**Problem:**
All of the entries need to be written out again, exactly as they are.

**Items from a figure collection:**

---

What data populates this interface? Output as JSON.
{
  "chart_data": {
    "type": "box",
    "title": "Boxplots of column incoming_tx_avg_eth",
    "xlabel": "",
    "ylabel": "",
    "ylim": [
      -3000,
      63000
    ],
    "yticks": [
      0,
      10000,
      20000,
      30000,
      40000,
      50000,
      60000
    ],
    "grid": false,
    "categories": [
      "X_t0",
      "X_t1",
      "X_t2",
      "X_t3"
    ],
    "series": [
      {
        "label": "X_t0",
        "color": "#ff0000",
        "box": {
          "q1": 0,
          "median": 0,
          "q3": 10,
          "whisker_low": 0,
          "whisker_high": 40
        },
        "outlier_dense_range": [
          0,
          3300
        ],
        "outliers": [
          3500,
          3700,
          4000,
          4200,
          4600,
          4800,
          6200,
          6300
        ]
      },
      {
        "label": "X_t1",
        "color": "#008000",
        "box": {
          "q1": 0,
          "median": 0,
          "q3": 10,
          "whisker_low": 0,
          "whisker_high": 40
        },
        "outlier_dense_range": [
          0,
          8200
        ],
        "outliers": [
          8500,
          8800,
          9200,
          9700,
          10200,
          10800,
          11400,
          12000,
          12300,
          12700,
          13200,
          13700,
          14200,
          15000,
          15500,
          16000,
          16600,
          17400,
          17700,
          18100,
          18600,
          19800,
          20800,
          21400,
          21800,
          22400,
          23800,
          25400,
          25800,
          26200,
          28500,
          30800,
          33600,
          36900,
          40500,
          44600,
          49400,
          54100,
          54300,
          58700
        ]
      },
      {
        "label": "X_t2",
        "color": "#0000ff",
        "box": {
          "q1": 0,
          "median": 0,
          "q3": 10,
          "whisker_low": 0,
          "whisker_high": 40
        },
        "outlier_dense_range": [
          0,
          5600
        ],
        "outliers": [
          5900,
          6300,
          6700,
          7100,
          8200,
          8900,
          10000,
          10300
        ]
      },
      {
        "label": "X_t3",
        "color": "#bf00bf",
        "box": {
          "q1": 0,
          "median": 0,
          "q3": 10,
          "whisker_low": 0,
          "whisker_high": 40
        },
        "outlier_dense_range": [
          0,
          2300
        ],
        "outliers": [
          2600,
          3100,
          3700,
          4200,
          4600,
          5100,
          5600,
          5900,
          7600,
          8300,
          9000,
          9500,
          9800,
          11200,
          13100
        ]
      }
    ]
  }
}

---

**Exercise solution:**
What data populates this interface? Output as JSON.
{
  "chart_data": {
    "type": "box",
    "title": "Boxplots of column incoming_tx_avg_eth",
    "xlabel": "",
    "ylabel": "",
    "ylim": [
      -3000,
      63000
    ],
    "yticks": [
      0,
      10000,
      20000,
      30000,
      40000,
      50000,
      60000
    ],
    "grid": false,
    "categories": [
      "X_t0",
      "X_t1",
      "X_t2",
      "X_t3"
    ],
    "series": [
      {
        "label": "X_t0",
        "color": "#ff0000",
        "box": {
          "q1": 0,
          "median": 0,
          "q3": 10,
          "whisker_low": 0,
          "whisker_high": 40
        },
        "outlier_dense_range": [
          0,
          3300
        ],
        "outliers": [
          3500,
          3700,
          4000,
          4200,
          4600,
          4800,
          6200,
          6300
        ]
      },
      {
        "label": "X_t1",
        "color": "#008000",
        "box": {
          "q1": 0,
          "median": 0,
          "q3": 10,
          "whisker_low": 0,
          "whisker_high": 40
        },
        "outlier_dense_range": [
          0,
          8200
        ],
        "outliers": [
          8500,
          8800,
          9200,
          9700,
          10200,
          10800,
          11400,
          12000,
          12300,
          12700,
          13200,
          13700,
          14200,
          15000,
          15500,
          16000,
          16600,
          17400,
          17700,
          18100,
          18600,
          19800,
          20800,
          21400,
          21800,
          22400,
          23800,
          25400,
          25800,
          26200,
          28500,
          30800,
          33600,
          36900,
          40500,
          44600,
          49400,
          54100,
          54300,
          58700
        ]
      },
      {
        "label": "X_t2",
        "color": "#0000ff",
        "box": {
          "q1": 0,
          "median": 0,
          "q3": 10,
          "whisker_low": 0,
          "whisker_high": 40
        },
        "outlier_dense_range": [
          0,
          5600
        ],
        "outliers": [
          5900,
          6300,
          6700,
          7100,
          8200,
          8900,
          10000,
          10300
        ]
      },
      {
        "label": "X_t3",
        "color": "#bf00bf",
        "box": {
          "q1": 0,
          "median": 0,
          "q3": 10,
          "whisker_low": 0,
          "whisker_high": 40
        },
        "outlier_dense_range": [
          0,
          2300
        ],
        "outliers": [
          2600,
          3100,
          3700,
          4200,
          4600,
          5100,
          5600,
          5900,
          7600,
          8300,
          9000,
          9500,
          9800,
          11200,
          13100
        ]
      }
    ]
  }
}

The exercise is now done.